Leave out the pictures and repeat the data exactly.
----
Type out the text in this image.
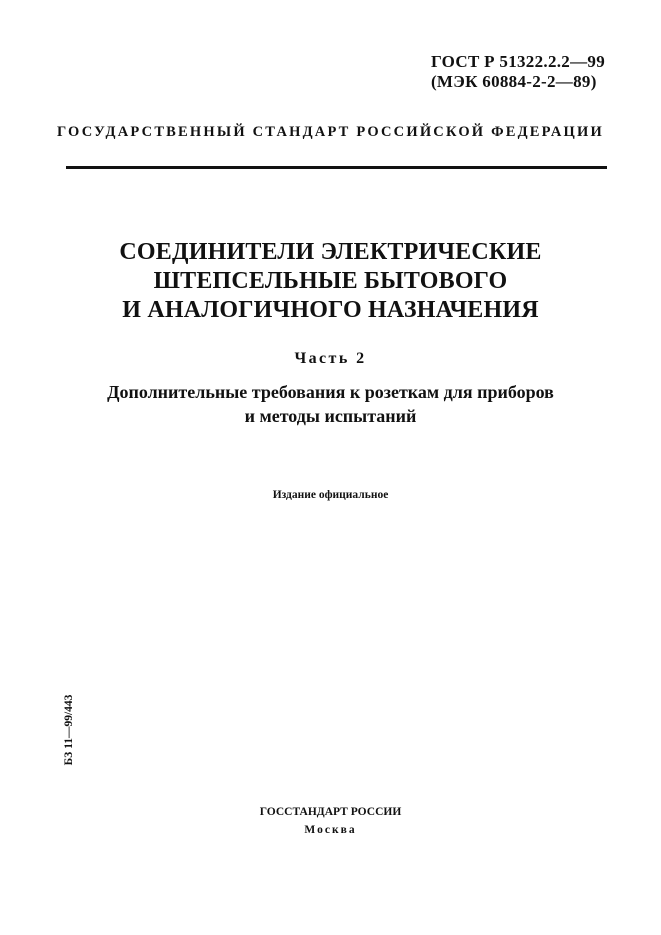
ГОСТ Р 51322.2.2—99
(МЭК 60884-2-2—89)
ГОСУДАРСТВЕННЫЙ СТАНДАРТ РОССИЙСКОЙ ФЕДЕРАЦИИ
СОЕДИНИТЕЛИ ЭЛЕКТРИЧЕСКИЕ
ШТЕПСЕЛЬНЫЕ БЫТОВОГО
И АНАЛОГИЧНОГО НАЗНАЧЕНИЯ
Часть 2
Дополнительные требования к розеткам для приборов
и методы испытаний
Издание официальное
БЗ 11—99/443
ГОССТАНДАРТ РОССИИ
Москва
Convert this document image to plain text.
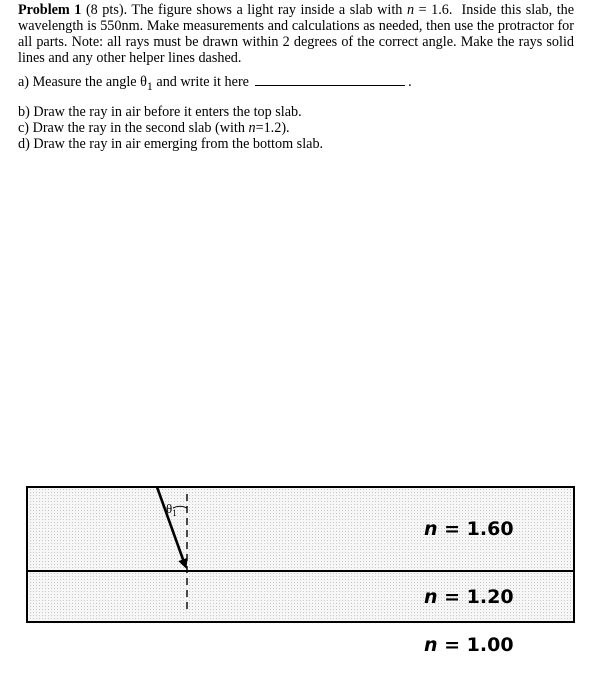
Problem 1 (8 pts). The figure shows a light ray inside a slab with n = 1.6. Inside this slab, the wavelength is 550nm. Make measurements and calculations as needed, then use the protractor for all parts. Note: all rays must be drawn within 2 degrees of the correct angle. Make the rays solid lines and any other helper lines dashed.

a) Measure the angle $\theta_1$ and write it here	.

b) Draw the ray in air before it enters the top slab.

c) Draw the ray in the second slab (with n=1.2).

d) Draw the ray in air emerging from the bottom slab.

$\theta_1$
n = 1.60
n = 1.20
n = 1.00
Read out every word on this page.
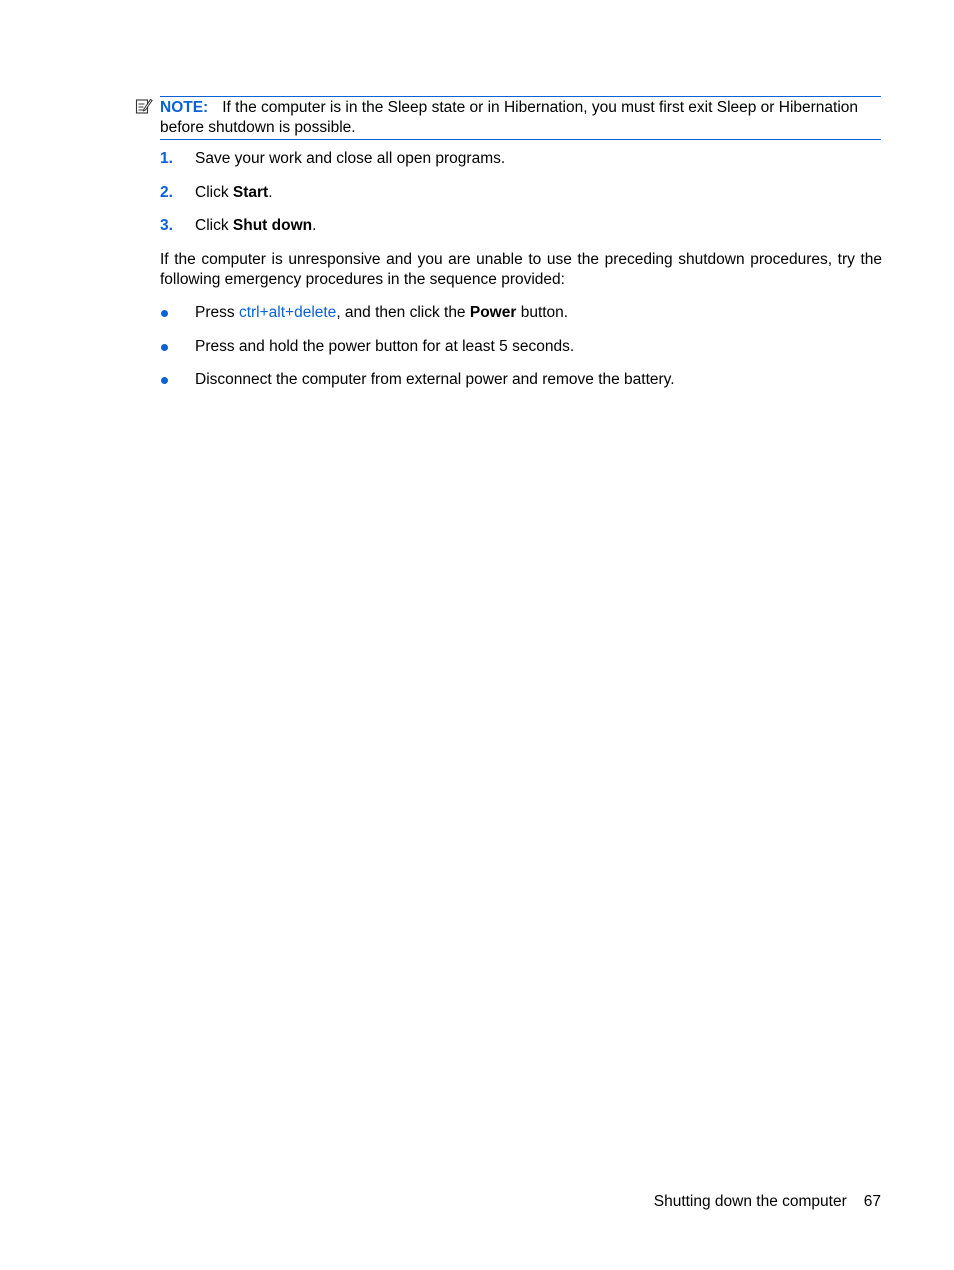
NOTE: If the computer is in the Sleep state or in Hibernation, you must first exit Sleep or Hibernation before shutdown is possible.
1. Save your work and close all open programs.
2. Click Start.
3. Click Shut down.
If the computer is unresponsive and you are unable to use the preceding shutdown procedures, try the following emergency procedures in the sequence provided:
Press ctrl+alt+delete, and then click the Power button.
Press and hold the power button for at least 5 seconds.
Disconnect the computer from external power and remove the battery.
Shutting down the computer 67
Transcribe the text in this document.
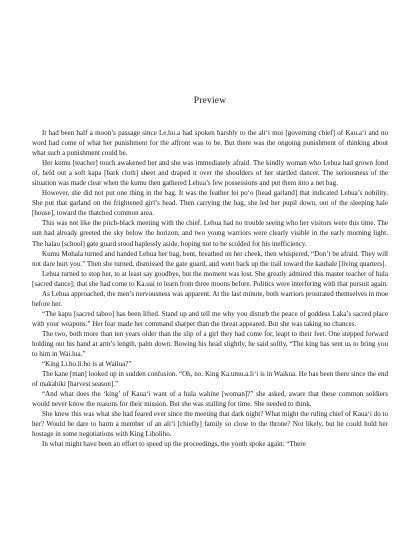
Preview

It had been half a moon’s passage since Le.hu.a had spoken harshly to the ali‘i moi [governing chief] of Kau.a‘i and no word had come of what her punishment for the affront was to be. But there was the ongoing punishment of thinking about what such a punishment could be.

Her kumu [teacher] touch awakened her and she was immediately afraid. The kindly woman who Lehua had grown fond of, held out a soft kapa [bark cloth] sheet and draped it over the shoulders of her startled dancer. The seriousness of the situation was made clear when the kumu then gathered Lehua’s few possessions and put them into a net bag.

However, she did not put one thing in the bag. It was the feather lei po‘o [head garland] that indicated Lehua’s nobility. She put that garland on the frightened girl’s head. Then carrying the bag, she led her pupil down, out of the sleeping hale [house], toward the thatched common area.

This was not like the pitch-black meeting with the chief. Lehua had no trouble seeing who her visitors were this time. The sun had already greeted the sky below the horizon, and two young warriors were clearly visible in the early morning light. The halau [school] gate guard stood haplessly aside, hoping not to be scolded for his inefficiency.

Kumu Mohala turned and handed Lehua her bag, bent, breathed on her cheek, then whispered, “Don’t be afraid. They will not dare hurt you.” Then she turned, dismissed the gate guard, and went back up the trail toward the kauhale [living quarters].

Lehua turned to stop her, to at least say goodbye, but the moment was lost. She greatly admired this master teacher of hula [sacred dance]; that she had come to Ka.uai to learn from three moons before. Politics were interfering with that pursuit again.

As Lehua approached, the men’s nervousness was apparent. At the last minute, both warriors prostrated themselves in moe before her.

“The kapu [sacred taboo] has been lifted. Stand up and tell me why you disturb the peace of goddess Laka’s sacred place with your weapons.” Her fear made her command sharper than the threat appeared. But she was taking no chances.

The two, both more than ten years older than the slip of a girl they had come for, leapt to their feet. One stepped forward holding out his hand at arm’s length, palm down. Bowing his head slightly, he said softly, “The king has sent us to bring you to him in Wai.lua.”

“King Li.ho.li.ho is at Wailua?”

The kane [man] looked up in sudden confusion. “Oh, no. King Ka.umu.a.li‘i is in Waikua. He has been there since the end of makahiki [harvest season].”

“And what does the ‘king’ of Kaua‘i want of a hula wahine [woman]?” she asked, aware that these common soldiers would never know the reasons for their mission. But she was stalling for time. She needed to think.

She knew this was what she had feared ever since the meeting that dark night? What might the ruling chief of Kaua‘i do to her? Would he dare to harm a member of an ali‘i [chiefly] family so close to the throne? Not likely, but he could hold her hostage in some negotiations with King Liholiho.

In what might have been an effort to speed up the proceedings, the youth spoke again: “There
----
(Reply to the exercise)
Type out the text in this image.
ГОСТ Р 51322.2.2—99
(МЭК 60884-2-2—89)
ГОСУДАРСТВЕННЫЙ СТАНДАРТ РОССИЙСКОЙ ФЕДЕРАЦИИ
СОЕДИНИТЕЛИ ЭЛЕКТРИЧЕСКИЕ
ШТЕПСЕЛЬНЫЕ БЫТОВОГО
И АНАЛОГИЧНОГО НАЗНАЧЕНИЯ
Часть 2
Дополнительные требования к розеткам для приборов
и методы испытаний
Издание официальное
БЗ 11—99/443
ГОССТАНДАРТ РОССИИ
Москва
Convert this document image to plain text.
Problem 1 (8 pts). The figure shows a light ray inside a slab with n = 1.6. Inside this slab, the wavelength is 550nm. Make measurements and calculations as needed, then use the protractor for all parts. Note: all rays must be drawn within 2 degrees of the correct angle. Make the rays solid lines and any other helper lines dashed.

a) Measure the angle $\theta_1$ and write it here	.

b) Draw the ray in air before it enters the top slab.

c) Draw the ray in the second slab (with n=1.2).

d) Draw the ray in air emerging from the bottom slab.

$\theta_1$
n = 1.60
n = 1.20
n = 1.00
Read out every word on this page.
NOTE: If the computer is in the Sleep state or in Hibernation, you must first exit Sleep or Hibernation before shutdown is possible.
1. Save your work and close all open programs.
2. Click Start.
3. Click Shut down.
If the computer is unresponsive and you are unable to use the preceding shutdown procedures, try the following emergency procedures in the sequence provided:
Press ctrl+alt+delete, and then click the Power button.
Press and hold the power button for at least 5 seconds.
Disconnect the computer from external power and remove the battery.
Shutting down the computer 67
Transcribe the text in this document.
Preview

It had been half a moon’s passage since Le.hu.a had spoken harshly to the ali‘i moi [governing chief] of Kau.a‘i and no word had come of what her punishment for the affront was to be. But there was the ongoing punishment of thinking about what such a punishment could be.

Her kumu [teacher] touch awakened her and she was immediately afraid. The kindly woman who Lehua had grown fond of, held out a soft kapa [bark cloth] sheet and draped it over the shoulders of her startled dancer. The seriousness of the situation was made clear when the kumu then gathered Lehua’s few possessions and put them into a net bag.

However, she did not put one thing in the bag. It was the feather lei po‘o [head garland] that indicated Lehua’s nobility. She put that garland on the frightened girl’s head. Then carrying the bag, she led her pupil down, out of the sleeping hale [house], toward the thatched common area.

This was not like the pitch-black meeting with the chief. Lehua had no trouble seeing who her visitors were this time. The sun had already greeted the sky below the horizon, and two young warriors were clearly visible in the early morning light. The halau [school] gate guard stood haplessly aside, hoping not to be scolded for his inefficiency.

Kumu Mohala turned and handed Lehua her bag, bent, breathed on her cheek, then whispered, “Don’t be afraid. They will not dare hurt you.” Then she turned, dismissed the gate guard, and went back up the trail toward the kauhale [living quarters].

Lehua turned to stop her, to at least say goodbye, but the moment was lost. She greatly admired this master teacher of hula [sacred dance]; that she had come to Ka.uai to learn from three moons before. Politics were interfering with that pursuit again.

As Lehua approached, the men’s nervousness was apparent. At the last minute, both warriors prostrated themselves in moe before her.

“The kapu [sacred taboo] has been lifted. Stand up and tell me why you disturb the peace of goddess Laka’s sacred place with your weapons.” Her fear made her command sharper than the threat appeared. But she was taking no chances.

The two, both more than ten years older than the slip of a girl they had come for, leapt to their feet. One stepped forward holding out his hand at arm’s length, palm down. Bowing his head slightly, he said softly, “The king has sent us to bring you to him in Wai.lua.”

“King Li.ho.li.ho is at Wailua?”

The kane [man] looked up in sudden confusion. “Oh, no. King Ka.umu.a.li‘i is in Waikua. He has been there since the end of makahiki [harvest season].”

“And what does the ‘king’ of Kaua‘i want of a hula wahine [woman]?” she asked, aware that these common soldiers would never know the reasons for their mission. But she was stalling for time. She needed to think.

She knew this was what she had feared ever since the meeting that dark night? What might the ruling chief of Kaua‘i do to her? Would he dare to harm a member of an ali‘i [chiefly] family so close to the throne? Not likely, but he could hold her hostage in some negotiations with King Liholiho.

In what might have been an effort to speed up the proceedings, the youth spoke again: “There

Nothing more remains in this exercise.